__Task requirements__: Gather from the listing below each line that includes the word "дыхания", and copy it.

__Records provided__:
<<<<

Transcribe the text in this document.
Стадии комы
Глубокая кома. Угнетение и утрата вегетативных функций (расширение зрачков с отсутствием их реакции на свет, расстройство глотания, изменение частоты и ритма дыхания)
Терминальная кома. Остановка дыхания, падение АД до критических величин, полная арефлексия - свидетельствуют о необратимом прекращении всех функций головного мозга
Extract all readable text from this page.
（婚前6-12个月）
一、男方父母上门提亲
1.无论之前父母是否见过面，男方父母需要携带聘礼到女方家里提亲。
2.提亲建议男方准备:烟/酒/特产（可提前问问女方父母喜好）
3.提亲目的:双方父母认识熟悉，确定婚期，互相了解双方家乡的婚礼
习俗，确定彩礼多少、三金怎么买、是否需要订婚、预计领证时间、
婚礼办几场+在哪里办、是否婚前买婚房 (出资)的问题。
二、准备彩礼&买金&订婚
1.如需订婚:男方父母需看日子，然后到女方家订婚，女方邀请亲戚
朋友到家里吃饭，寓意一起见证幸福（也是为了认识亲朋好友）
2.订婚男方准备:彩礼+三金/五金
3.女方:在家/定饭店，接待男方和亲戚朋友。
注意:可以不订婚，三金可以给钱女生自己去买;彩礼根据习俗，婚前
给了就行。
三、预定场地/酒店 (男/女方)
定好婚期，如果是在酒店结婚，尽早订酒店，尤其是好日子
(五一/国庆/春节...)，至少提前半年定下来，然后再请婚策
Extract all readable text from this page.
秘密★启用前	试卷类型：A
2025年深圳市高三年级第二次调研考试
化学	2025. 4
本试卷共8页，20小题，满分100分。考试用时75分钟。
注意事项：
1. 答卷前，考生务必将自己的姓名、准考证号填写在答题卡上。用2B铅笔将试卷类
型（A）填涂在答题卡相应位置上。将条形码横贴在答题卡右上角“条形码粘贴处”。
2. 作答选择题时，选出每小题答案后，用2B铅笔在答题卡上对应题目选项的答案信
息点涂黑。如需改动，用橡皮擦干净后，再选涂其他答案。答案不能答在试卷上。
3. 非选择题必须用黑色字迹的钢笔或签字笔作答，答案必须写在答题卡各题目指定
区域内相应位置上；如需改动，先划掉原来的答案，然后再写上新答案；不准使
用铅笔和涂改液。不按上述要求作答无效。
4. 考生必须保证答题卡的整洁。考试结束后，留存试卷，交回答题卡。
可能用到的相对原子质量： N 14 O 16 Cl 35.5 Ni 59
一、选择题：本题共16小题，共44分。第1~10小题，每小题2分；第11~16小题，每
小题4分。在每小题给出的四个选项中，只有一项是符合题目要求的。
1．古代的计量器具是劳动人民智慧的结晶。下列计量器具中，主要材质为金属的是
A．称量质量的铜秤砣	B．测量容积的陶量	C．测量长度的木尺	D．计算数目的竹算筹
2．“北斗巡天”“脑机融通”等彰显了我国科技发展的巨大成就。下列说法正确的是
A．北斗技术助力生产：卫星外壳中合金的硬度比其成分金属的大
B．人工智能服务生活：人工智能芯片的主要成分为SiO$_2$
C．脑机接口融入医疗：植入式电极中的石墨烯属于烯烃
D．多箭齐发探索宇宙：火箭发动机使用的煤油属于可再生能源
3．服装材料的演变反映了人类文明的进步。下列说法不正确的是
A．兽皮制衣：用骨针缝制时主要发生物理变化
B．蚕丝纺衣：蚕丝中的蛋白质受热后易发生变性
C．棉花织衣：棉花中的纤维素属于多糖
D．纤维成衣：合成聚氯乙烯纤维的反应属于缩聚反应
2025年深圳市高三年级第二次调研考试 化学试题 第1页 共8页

>>>>

__Output for this exercise__:
Глубокая кома. Угнетение и утрата вегетативных функций (расширение зрачков с отсутствием их реакции на свет, расстройство глотания, изменение частоты и ритма дыхания)
Терминальная кома. Остановка дыхания, падение АД до критических величин, полная арефлексия - свидетельствуют о необратимом прекращении всех функций головного мозга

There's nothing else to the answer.